#### DATA FOR PROCESSING ####
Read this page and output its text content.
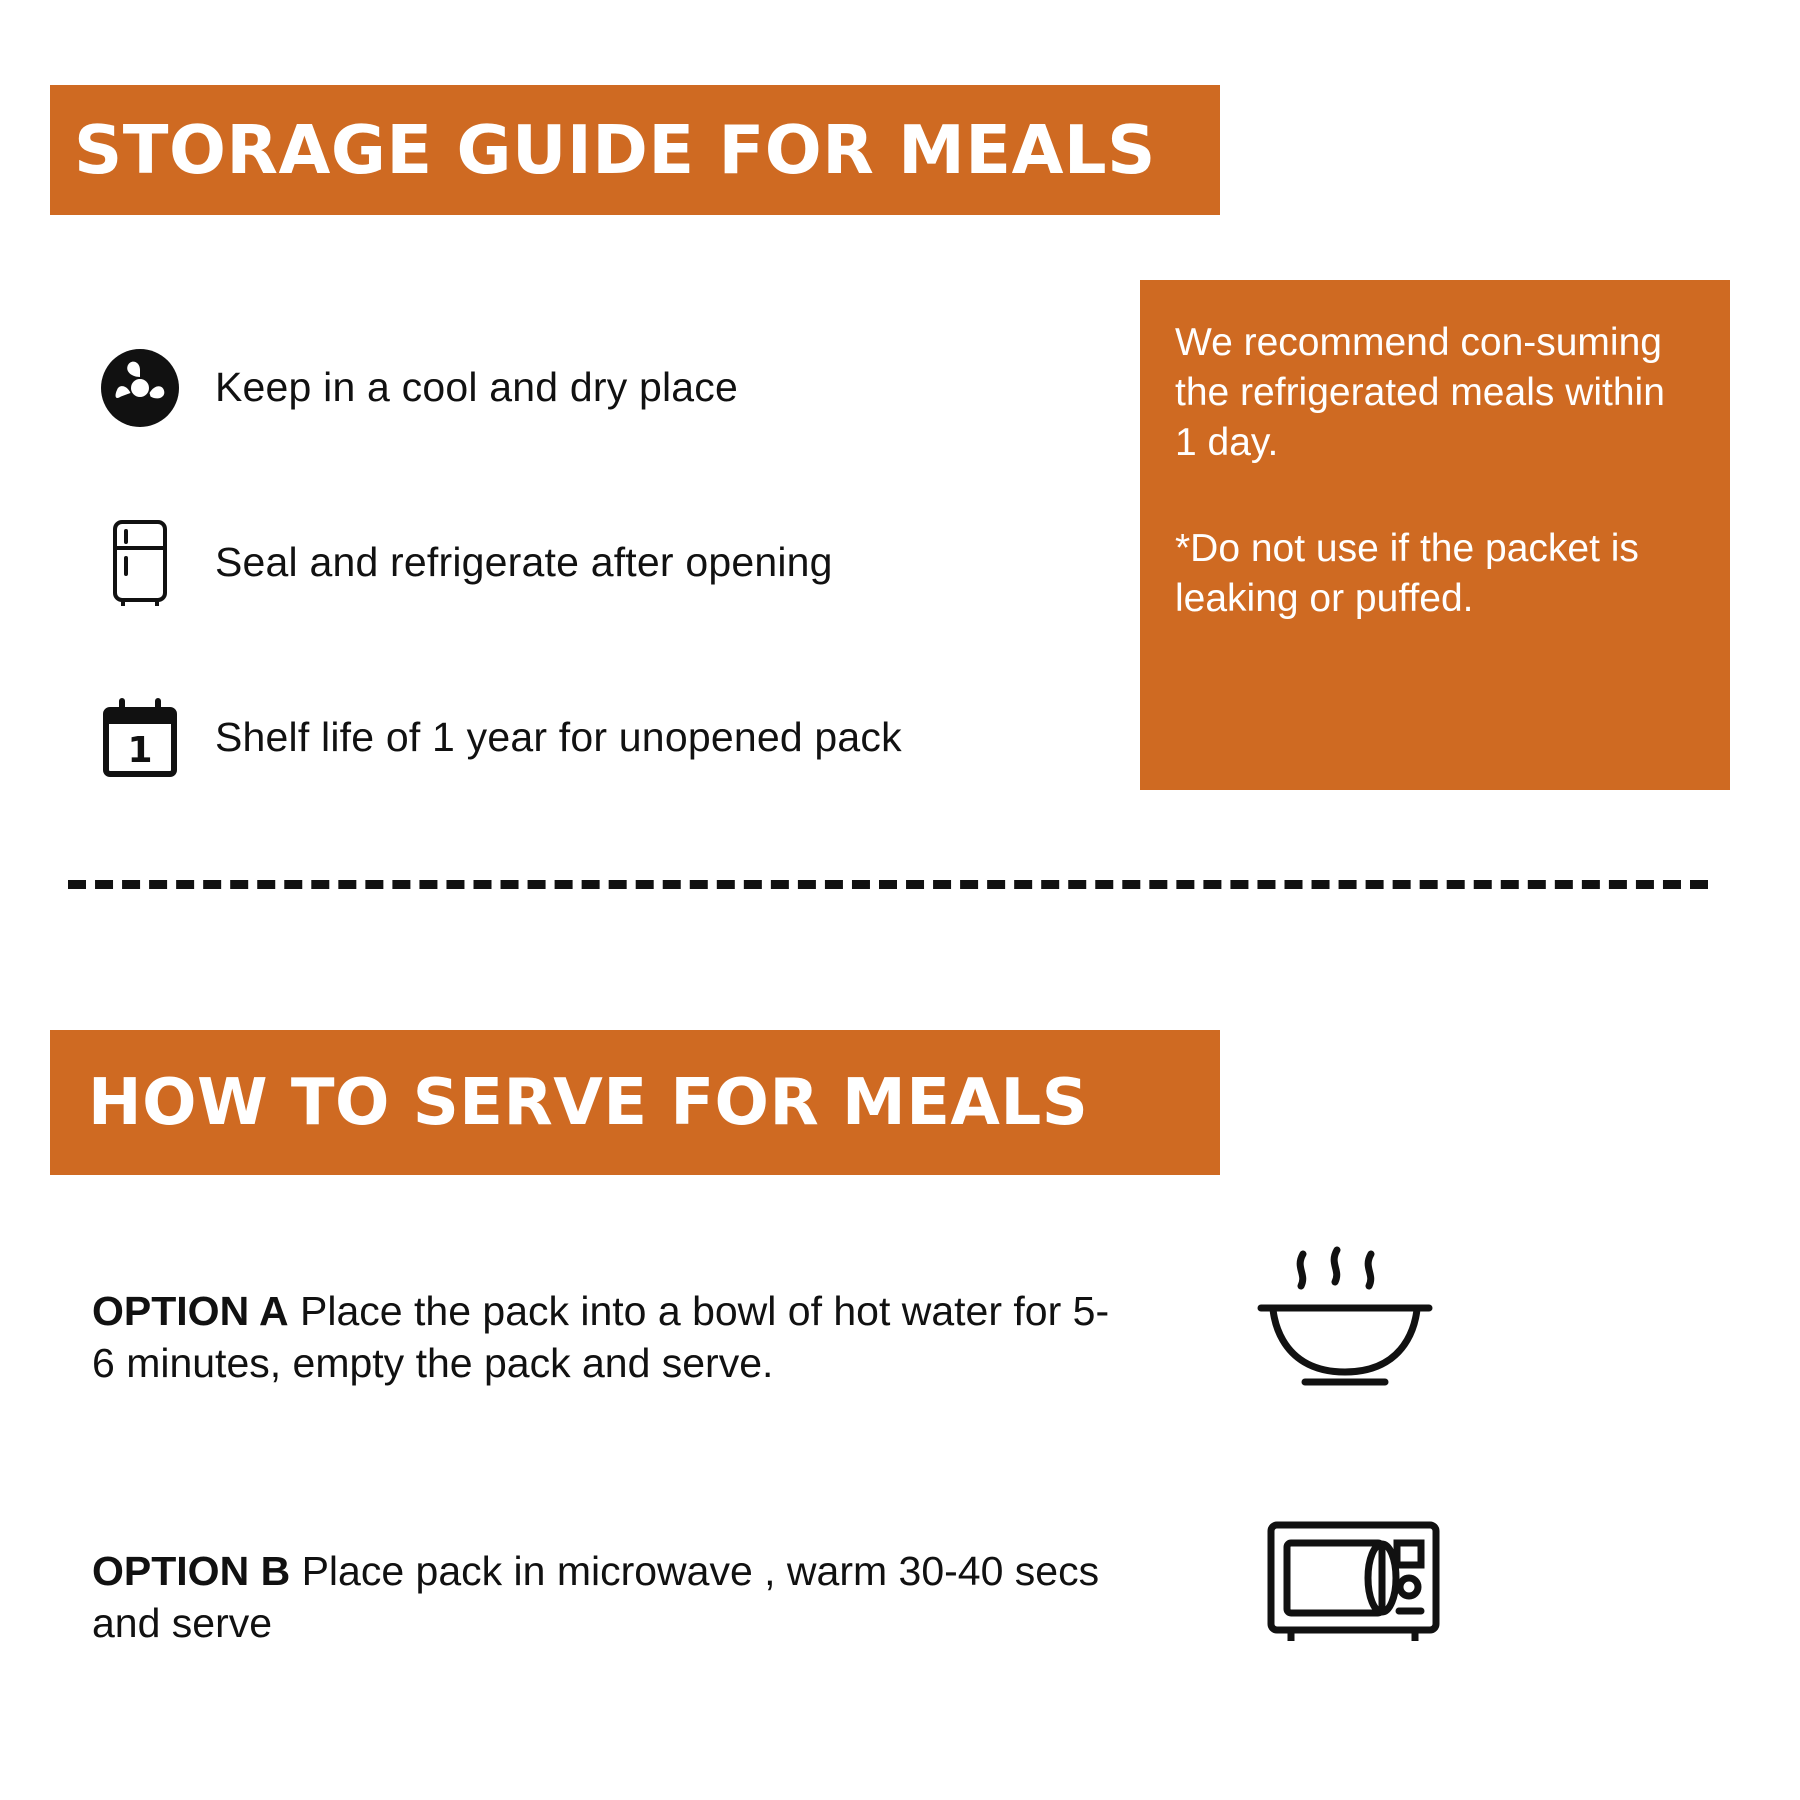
STORAGE GUIDE FOR MEALS
Keep in a cool and dry place
Seal and refrigerate after opening
1	Shelf life of 1 year for unopened pack

We recommend con-suming the refrigerated meals within

1 day.

*Do not use if the packet is leaking or puffed.

HOW TO SERVE FOR MEALS

OPTION A Place the pack into a bowl of hot water for 5-6 minutes, empty the pack and serve.

OPTION B Place pack in microwave , warm 30-40 secs and serve
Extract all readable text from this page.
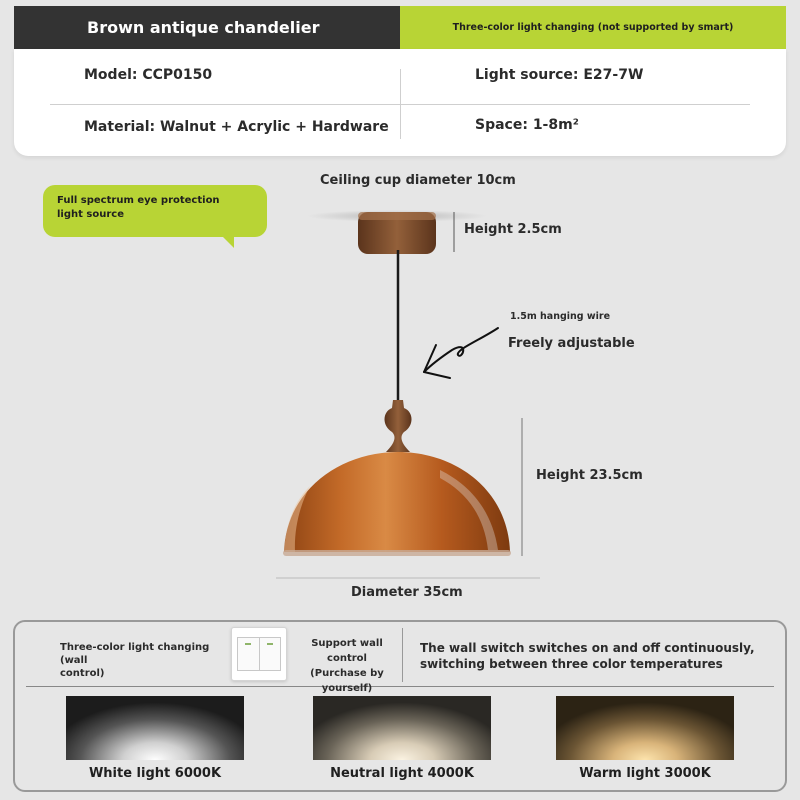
Brown antique chandelier	Three-color light changing (not supported by smart)
Model: CCP0150	Light source: E27-7W
Material: Walnut + Acrylic + Hardware	Space: 1-8m²
Full spectrum eye protection
light source
Ceiling cup diameter 10cm
Height 2.5cm
1.5m hanging wire
Freely adjustable
Height 23.5cm
Diameter 35cm
Three-color light changing (wall
control)
Support wall control
(Purchase by
yourself)
The wall switch switches on and off continuously,
switching between three color temperatures
White light 6000K	Neutral light 4000K	Warm light 3000K
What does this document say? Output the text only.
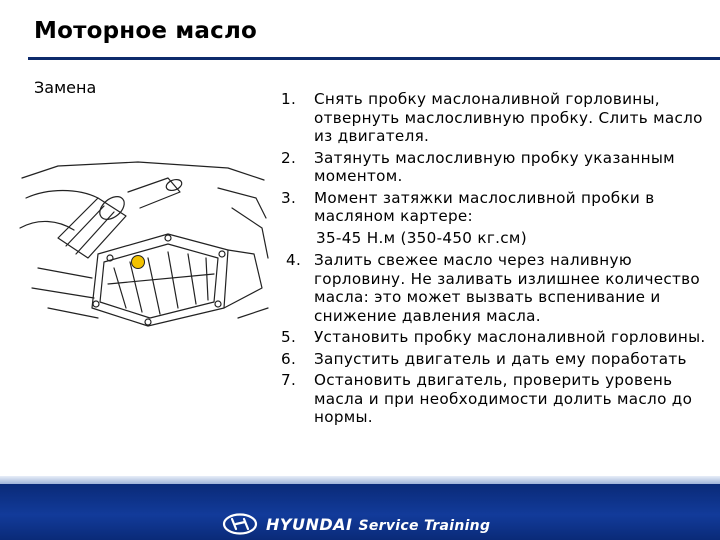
Моторное масло
Замена
1. Снять пробку маслоналивной горловины, отвернуть маслосливную пробку. Слить масло из двигателя.
2. Затянуть маслосливную пробку указанным моментом.
3. Момент затяжки маслосливной пробки в масляном картере:
35-45 Н.м (350-450 кг.см)
4. Залить свежее масло через наливную горловину. Не заливать излишнее количество масла: это может вызвать вспенивание и снижение давления масла.
5. Установить пробку маслоналивной горловины.
6. Запустить двигатель и дать ему поработать
7. Остановить двигатель, проверить уровень масла и при необходимости долить масло до нормы.
HYUNDAI Service Training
####
● **EXERCISE DETAILS**
Report the number of lines in the listing where the string "text" appears, and nothing besides.

● **SOLUTION FOR THIS EXERCISE**
3